## The problem
Pick out each line in these entries that contains the string "object".

######

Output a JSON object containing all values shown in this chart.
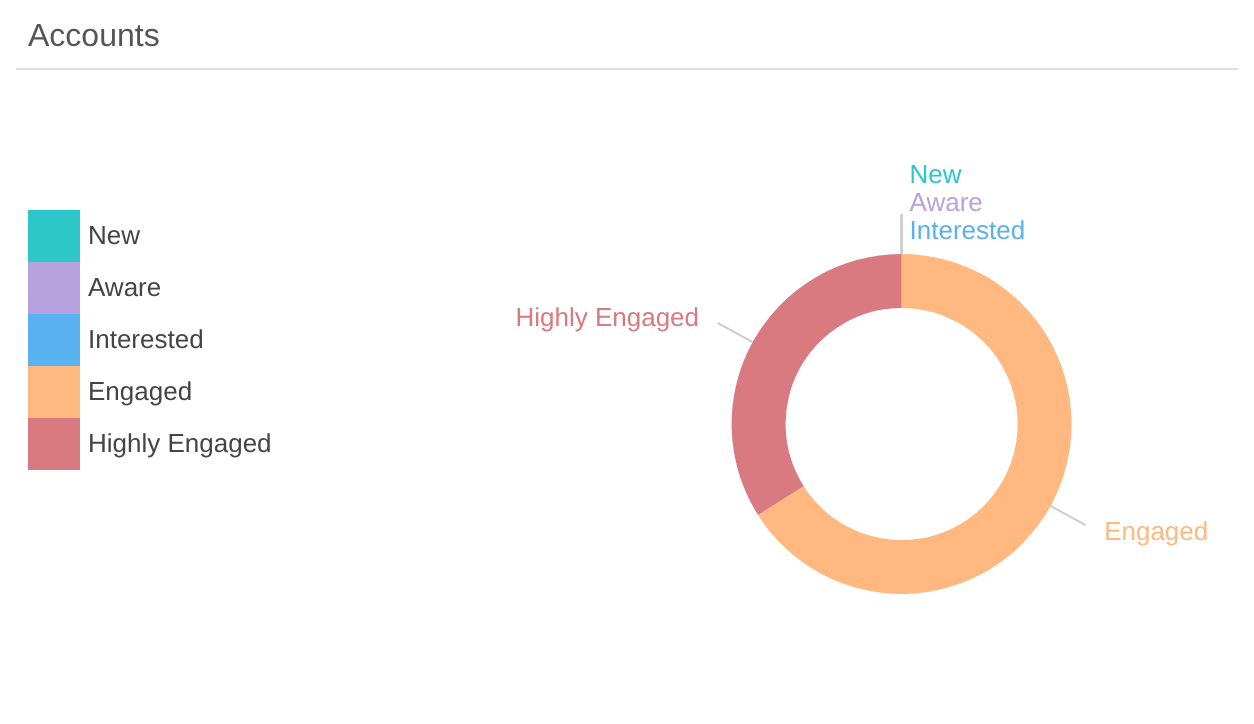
{
  "chart_data": {
    "type": "donut",
    "title": "Accounts",
    "categories": [
      "New",
      "Aware",
      "Interested",
      "Engaged",
      "Highly Engaged"
    ],
    "values": [
      0,
      0,
      0,
      66,
      34
    ],
    "colors": [
      "#2ec7c9",
      "#b6a2de",
      "#5ab1ef",
      "#ffb980",
      "#d87a80"
    ],
    "legend": "left"
  }
}
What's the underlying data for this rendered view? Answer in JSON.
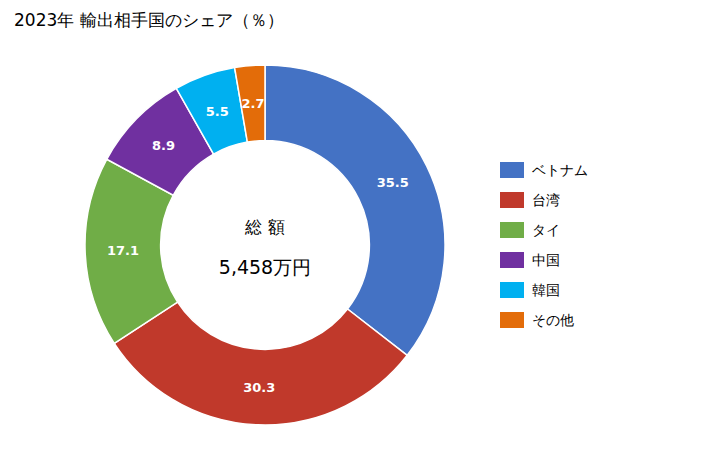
{
  "chart_data": {
    "type": "donut",
    "title": "2023年 輸出相手国のシェア（％）",
    "categories": [
      "ベトナム",
      "台湾",
      "タイ",
      "中国",
      "韓国",
      "その他"
    ],
    "values": [
      35.5,
      30.3,
      17.1,
      8.9,
      5.5,
      2.7
    ],
    "colors": [
      "#4472C4",
      "#C0392B",
      "#70AD47",
      "#7030A0",
      "#00B0F0",
      "#E36C09"
    ],
    "annotations": [
      "総 額",
      "5,458万円"
    ],
    "data_labels": true,
    "legend": "right"
  }
}
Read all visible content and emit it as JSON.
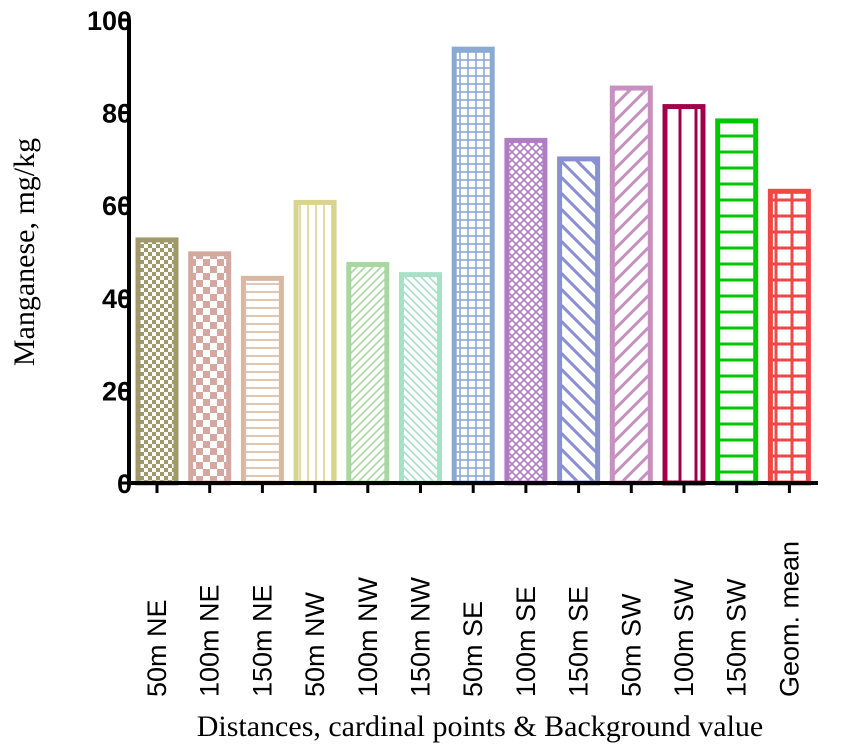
{
  "chart_data": {
    "type": "bar",
    "categories": [
      "50m NE",
      "100m NE",
      "150m NE",
      "50m NW",
      "100m NW",
      "150m NW",
      "50m SE",
      "100m SE",
      "150m SE",
      "50m SW",
      "100m SW",
      "150m SW",
      "Geom. mean"
    ],
    "values": [
      52.5,
      49.5,
      44.2,
      60.6,
      47.2,
      45.0,
      93.7,
      74.0,
      70.0,
      85.3,
      81.3,
      78.2,
      63.0
    ],
    "colors": [
      "#a09a6a",
      "#d4a8a0",
      "#d8b8a0",
      "#d8d490",
      "#a8d8a0",
      "#a8e0c8",
      "#8aaad4",
      "#b07cc4",
      "#8890d0",
      "#c890c0",
      "#a0004a",
      "#00c800",
      "#f04848"
    ],
    "patterns": [
      "checker-small",
      "checker-large",
      "horizontal",
      "vertical",
      "diagonal",
      "diagonal-back",
      "grid",
      "crosshatch",
      "diagonal-back-wide",
      "diagonal-wide",
      "vertical-wide",
      "horizontal-wide",
      "grid-wide"
    ],
    "xlabel": "Distances, cardinal points & Background value",
    "ylabel": "Manganese, mg/kg",
    "ylim": [
      0,
      100
    ],
    "yticks": [
      "0",
      "20",
      "40",
      "60",
      "80",
      "100"
    ],
    "grid": false
  }
}
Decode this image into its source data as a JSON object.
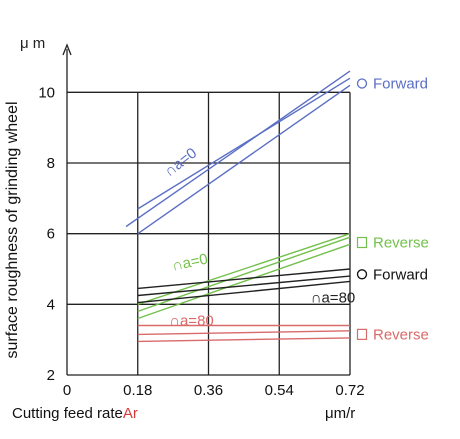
{
  "chart_data": {
    "type": "line",
    "y_unit": "μ m",
    "ylabel": "surface roughness of grinding wheel",
    "xlabel_prefix": "Cutting feed rate",
    "xlabel_symbol": "Ar",
    "x_unit": "μm/r",
    "xlim": [
      0,
      0.72
    ],
    "ylim": [
      2,
      11
    ],
    "x_ticks": [
      {
        "value": 0,
        "label": "0"
      },
      {
        "value": 0.18,
        "label": "0.18"
      },
      {
        "value": 0.36,
        "label": "0.36"
      },
      {
        "value": 0.54,
        "label": "0.54"
      },
      {
        "value": 0.72,
        "label": "0.72"
      }
    ],
    "y_ticks": [
      {
        "value": 2,
        "label": "2"
      },
      {
        "value": 4,
        "label": "4"
      },
      {
        "value": 6,
        "label": "6"
      },
      {
        "value": 8,
        "label": "8"
      },
      {
        "value": 10,
        "label": "10"
      }
    ],
    "grid": true,
    "groups": [
      {
        "curve_label": "∩a=0",
        "direction_label": "Forward",
        "marker": "circle",
        "color": "#5b6fc4",
        "lines": [
          {
            "x": [
              0.15,
              0.72
            ],
            "y": [
              6.2,
              10.6
            ]
          },
          {
            "x": [
              0.18,
              0.72
            ],
            "y": [
              6.0,
              10.2
            ]
          },
          {
            "x": [
              0.18,
              0.72
            ],
            "y": [
              6.7,
              10.4
            ]
          }
        ]
      },
      {
        "curve_label": "∩a=0",
        "direction_label": "Reverse",
        "marker": "square",
        "color": "#73c04b",
        "lines": [
          {
            "x": [
              0.18,
              0.72
            ],
            "y": [
              3.6,
              5.7
            ]
          },
          {
            "x": [
              0.18,
              0.72
            ],
            "y": [
              3.8,
              5.9
            ]
          },
          {
            "x": [
              0.18,
              0.72
            ],
            "y": [
              4.0,
              6.0
            ]
          }
        ]
      },
      {
        "curve_label": "∩a=80",
        "direction_label": "Forward",
        "marker": "circle",
        "color": "#222222",
        "lines": [
          {
            "x": [
              0.18,
              0.72
            ],
            "y": [
              4.05,
              4.65
            ]
          },
          {
            "x": [
              0.18,
              0.72
            ],
            "y": [
              4.25,
              4.8
            ]
          },
          {
            "x": [
              0.18,
              0.72
            ],
            "y": [
              4.45,
              5.0
            ]
          }
        ]
      },
      {
        "curve_label": "∩a=80",
        "direction_label": "Reverse",
        "marker": "square",
        "color": "#d96a6a",
        "lines": [
          {
            "x": [
              0.18,
              0.72
            ],
            "y": [
              2.95,
              3.05
            ]
          },
          {
            "x": [
              0.18,
              0.72
            ],
            "y": [
              3.15,
              3.25
            ]
          },
          {
            "x": [
              0.18,
              0.72
            ],
            "y": [
              3.4,
              3.4
            ]
          }
        ]
      }
    ]
  }
}
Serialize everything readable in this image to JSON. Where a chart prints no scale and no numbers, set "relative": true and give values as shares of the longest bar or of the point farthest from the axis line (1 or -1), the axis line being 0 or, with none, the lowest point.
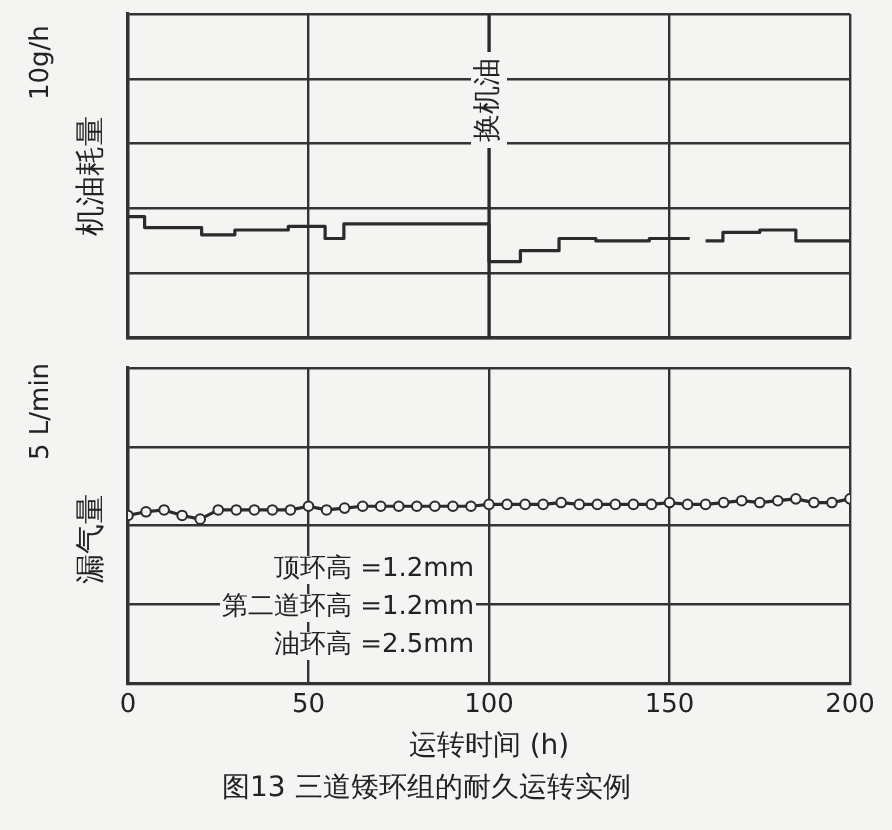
{
  "chart_data": [
    {
      "type": "step",
      "ylabel": "机油耗量",
      "annotations": [
        "10g/h"
      ],
      "relative": true,
      "xlim": [
        0,
        200
      ],
      "xticks": [
        0,
        50,
        100,
        150,
        200
      ],
      "tick_labels": false,
      "grid": true,
      "marker": "none",
      "ref_lines": [
        {
          "axis": "x",
          "value": 100,
          "label": "换机油"
        }
      ],
      "series": [
        {
          "color": "#2b2b2b",
          "x": [
            0,
            4.6,
            20.4,
            29.6,
            44.4,
            54.6,
            59.8,
            100,
            108.7,
            119.4,
            129.6,
            144.4,
            155.6,
            157,
            160,
            164.8,
            175,
            185,
            200
          ],
          "values": [
            1,
            0.91,
            0.85,
            0.89,
            0.92,
            0.82,
            0.94,
            0.63,
            0.72,
            0.82,
            0.8,
            0.82,
            0.82,
            null,
            0.8,
            0.87,
            0.89,
            0.8,
            0.8
          ]
        }
      ]
    },
    {
      "type": "line",
      "xlabel": "运转时间 (h)",
      "ylabel": "漏气量",
      "annotations": [
        "5 L/min",
        "顶环高 =1.2mm",
        "第二道环高 =1.2mm",
        "油环高 =2.5mm",
        "图13 三道矮环组的耐久运转实例"
      ],
      "relative": true,
      "xlim": [
        0,
        200
      ],
      "xticks": [
        0,
        50,
        100,
        150,
        200
      ],
      "grid": true,
      "marker": "circle",
      "series": [
        {
          "color": "#2b2b2b",
          "x": [
            0,
            5,
            10,
            15,
            20,
            25,
            30,
            35,
            40,
            45,
            50,
            55,
            60,
            65,
            70,
            75,
            80,
            85,
            90,
            95,
            100,
            105,
            110,
            115,
            120,
            125,
            130,
            135,
            140,
            145,
            150,
            155,
            160,
            165,
            170,
            175,
            180,
            185,
            190,
            195,
            200
          ],
          "values": [
            0.91,
            0.93,
            0.94,
            0.91,
            0.89,
            0.94,
            0.94,
            0.94,
            0.94,
            0.94,
            0.96,
            0.94,
            0.95,
            0.96,
            0.96,
            0.96,
            0.96,
            0.96,
            0.96,
            0.96,
            0.97,
            0.97,
            0.97,
            0.97,
            0.98,
            0.97,
            0.97,
            0.97,
            0.97,
            0.97,
            0.98,
            0.97,
            0.97,
            0.98,
            0.99,
            0.98,
            0.99,
            1,
            0.98,
            0.98,
            1
          ]
        }
      ]
    }
  ]
}
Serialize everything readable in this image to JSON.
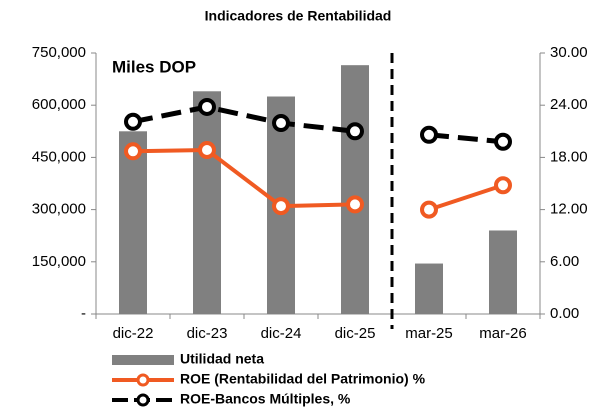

######

## Response to the exercise
Output a JSON object containing all values shown in this chart.
Decode this image into its source data as a JSON object.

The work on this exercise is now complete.